> _DATA PROVIDED_:
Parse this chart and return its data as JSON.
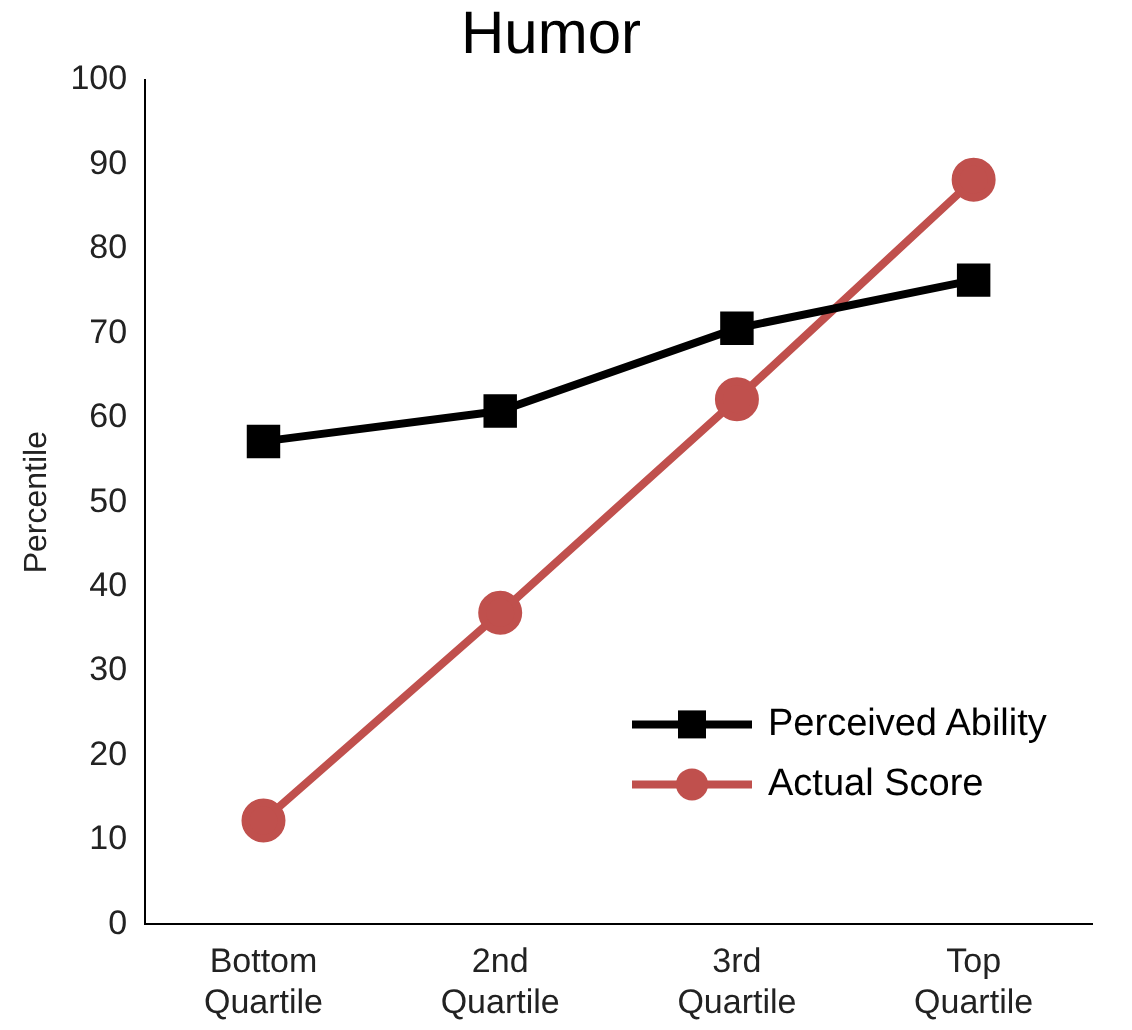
{
  "chart_data": {
    "type": "line",
    "title": "Humor",
    "ylabel": "Percentile",
    "categories": [
      "Bottom Quartile",
      "2nd Quartile",
      "3rd Quartile",
      "Top Quartile"
    ],
    "series": [
      {
        "name": "Perceived Ability",
        "color": "#000000",
        "marker": "square",
        "values": [
          57.2,
          60.8,
          70.6,
          76.3
        ]
      },
      {
        "name": "Actual Score",
        "color": "#c0504d",
        "marker": "circle",
        "values": [
          12.3,
          36.9,
          62.2,
          88.2
        ]
      }
    ],
    "ylim": [
      0,
      100
    ],
    "yticks": [
      0,
      10,
      20,
      30,
      40,
      50,
      60,
      70,
      80,
      90,
      100
    ],
    "grid": false,
    "legend": "bottom right",
    "line_style": "solid"
  }
}
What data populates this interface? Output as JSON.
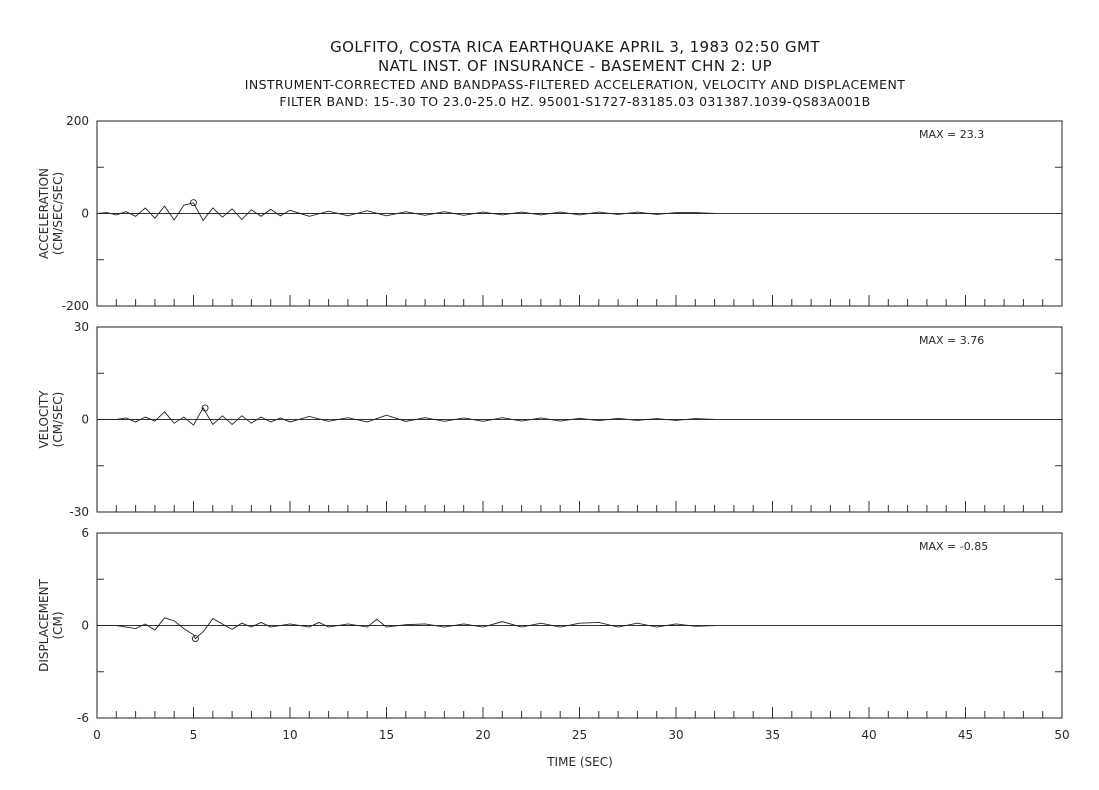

> _REQUIRED WORK_: Please list every line of the records that contains "JSON".

> _ANSWER TO THE EXERCISE_:
Parse this chart and return its data as JSON.
What data populates this interface? Output as JSON.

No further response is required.